▶ _STATED EXERCISE_:
Report all lines holding "Output".

..............................

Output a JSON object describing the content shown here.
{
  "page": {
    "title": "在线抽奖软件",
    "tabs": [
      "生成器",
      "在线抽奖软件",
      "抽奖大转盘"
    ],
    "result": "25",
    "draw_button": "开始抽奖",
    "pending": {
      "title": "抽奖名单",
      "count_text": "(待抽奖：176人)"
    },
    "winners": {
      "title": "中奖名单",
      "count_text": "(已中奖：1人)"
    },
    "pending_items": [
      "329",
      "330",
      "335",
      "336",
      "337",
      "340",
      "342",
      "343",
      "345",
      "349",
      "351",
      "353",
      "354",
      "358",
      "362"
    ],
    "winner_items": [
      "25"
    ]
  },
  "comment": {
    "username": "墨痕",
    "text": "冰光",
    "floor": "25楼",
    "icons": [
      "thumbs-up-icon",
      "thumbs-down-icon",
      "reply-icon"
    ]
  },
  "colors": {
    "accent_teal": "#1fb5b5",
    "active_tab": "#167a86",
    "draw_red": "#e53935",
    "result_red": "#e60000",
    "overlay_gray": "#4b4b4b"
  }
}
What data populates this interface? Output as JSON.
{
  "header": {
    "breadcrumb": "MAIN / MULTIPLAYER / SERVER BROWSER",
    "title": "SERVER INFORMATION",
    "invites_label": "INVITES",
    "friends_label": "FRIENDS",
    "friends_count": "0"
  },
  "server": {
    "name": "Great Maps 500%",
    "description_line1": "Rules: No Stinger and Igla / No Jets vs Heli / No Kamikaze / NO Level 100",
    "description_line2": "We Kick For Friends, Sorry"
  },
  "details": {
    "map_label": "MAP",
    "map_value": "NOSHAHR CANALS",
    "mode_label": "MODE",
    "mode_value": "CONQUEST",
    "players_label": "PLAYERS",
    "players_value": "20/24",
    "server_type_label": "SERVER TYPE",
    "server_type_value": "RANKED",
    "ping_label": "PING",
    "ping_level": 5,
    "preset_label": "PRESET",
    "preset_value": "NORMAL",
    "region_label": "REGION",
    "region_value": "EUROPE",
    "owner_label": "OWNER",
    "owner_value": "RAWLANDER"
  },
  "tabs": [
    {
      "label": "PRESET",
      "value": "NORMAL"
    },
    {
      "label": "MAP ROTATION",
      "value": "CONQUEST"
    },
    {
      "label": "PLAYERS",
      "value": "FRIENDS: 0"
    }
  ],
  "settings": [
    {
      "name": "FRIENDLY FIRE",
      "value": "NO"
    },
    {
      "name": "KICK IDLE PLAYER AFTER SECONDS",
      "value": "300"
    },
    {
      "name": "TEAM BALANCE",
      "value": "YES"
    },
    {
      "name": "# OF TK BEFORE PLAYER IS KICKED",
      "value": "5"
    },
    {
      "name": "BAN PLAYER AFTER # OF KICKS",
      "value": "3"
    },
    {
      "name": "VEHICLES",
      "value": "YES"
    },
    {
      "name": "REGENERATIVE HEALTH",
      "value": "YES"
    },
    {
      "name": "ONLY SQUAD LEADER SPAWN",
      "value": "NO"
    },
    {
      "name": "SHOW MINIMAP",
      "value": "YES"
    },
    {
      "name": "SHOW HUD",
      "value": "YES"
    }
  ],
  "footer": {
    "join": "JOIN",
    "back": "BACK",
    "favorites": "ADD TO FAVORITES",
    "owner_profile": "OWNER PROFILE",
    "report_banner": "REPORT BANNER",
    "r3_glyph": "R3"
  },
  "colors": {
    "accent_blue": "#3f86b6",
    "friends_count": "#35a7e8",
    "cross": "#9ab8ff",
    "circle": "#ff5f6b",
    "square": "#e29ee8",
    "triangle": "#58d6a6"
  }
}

..............................

▶ _COMPLETED TASK_:
Output a JSON object describing the content shown here.
What data populates this interface? Output as JSON.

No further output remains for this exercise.